### SHORT TASK
Output every entry exactly as given.
-- Start --
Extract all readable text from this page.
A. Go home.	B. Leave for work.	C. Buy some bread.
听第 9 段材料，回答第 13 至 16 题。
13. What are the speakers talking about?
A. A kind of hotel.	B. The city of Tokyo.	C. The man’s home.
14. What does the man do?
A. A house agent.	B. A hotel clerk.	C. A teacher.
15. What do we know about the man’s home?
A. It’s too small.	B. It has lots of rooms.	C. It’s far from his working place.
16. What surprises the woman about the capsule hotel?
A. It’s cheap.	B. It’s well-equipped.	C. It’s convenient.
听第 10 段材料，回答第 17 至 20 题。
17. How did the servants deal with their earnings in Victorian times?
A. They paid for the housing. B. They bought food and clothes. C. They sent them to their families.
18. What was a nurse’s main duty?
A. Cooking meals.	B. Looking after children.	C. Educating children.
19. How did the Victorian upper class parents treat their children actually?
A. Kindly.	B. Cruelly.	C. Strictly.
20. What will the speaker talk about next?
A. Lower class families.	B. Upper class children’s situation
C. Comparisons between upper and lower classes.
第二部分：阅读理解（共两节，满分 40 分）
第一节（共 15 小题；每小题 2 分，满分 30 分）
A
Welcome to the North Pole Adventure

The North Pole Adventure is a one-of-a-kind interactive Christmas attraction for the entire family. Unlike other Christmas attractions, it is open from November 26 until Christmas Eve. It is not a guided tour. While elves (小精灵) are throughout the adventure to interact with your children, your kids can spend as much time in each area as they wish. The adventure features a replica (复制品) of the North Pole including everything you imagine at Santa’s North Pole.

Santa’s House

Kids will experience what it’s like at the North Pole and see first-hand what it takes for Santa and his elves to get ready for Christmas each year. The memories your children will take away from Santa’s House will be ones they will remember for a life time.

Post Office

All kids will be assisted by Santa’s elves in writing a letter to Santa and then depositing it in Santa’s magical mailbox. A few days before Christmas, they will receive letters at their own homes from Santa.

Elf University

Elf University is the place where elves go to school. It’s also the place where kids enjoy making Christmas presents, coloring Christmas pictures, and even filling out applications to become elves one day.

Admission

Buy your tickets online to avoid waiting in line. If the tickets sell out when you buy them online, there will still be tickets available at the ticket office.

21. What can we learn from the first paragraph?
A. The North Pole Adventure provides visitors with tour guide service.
-- End --
### TASK SOLUTION
Extract all readable text from this page.
A. Go home.	B. Leave for work.	C. Buy some bread.
听第 9 段材料，回答第 13 至 16 题。
13. What are the speakers talking about?
A. A kind of hotel.	B. The city of Tokyo.	C. The man’s home.
14. What does the man do?
A. A house agent.	B. A hotel clerk.	C. A teacher.
15. What do we know about the man’s home?
A. It’s too small.	B. It has lots of rooms.	C. It’s far from his working place.
16. What surprises the woman about the capsule hotel?
A. It’s cheap.	B. It’s well-equipped.	C. It’s convenient.
听第 10 段材料，回答第 17 至 20 题。
17. How did the servants deal with their earnings in Victorian times?
A. They paid for the housing. B. They bought food and clothes. C. They sent them to their families.
18. What was a nurse’s main duty?
A. Cooking meals.	B. Looking after children.	C. Educating children.
19. How did the Victorian upper class parents treat their children actually?
A. Kindly.	B. Cruelly.	C. Strictly.
20. What will the speaker talk about next?
A. Lower class families.	B. Upper class children’s situation
C. Comparisons between upper and lower classes.
第二部分：阅读理解（共两节，满分 40 分）
第一节（共 15 小题；每小题 2 分，满分 30 分）
A
Welcome to the North Pole Adventure

The North Pole Adventure is a one-of-a-kind interactive Christmas attraction for the entire family. Unlike other Christmas attractions, it is open from November 26 until Christmas Eve. It is not a guided tour. While elves (小精灵) are throughout the adventure to interact with your children, your kids can spend as much time in each area as they wish. The adventure features a replica (复制品) of the North Pole including everything you imagine at Santa’s North Pole.

Santa’s House

Kids will experience what it’s like at the North Pole and see first-hand what it takes for Santa and his elves to get ready for Christmas each year. The memories your children will take away from Santa’s House will be ones they will remember for a life time.

Post Office

All kids will be assisted by Santa’s elves in writing a letter to Santa and then depositing it in Santa’s magical mailbox. A few days before Christmas, they will receive letters at their own homes from Santa.

Elf University

Elf University is the place where elves go to school. It’s also the place where kids enjoy making Christmas presents, coloring Christmas pictures, and even filling out applications to become elves one day.

Admission

Buy your tickets online to avoid waiting in line. If the tickets sell out when you buy them online, there will still be tickets available at the ticket office.

21. What can we learn from the first paragraph?
A. The North Pole Adventure provides visitors with tour guide service.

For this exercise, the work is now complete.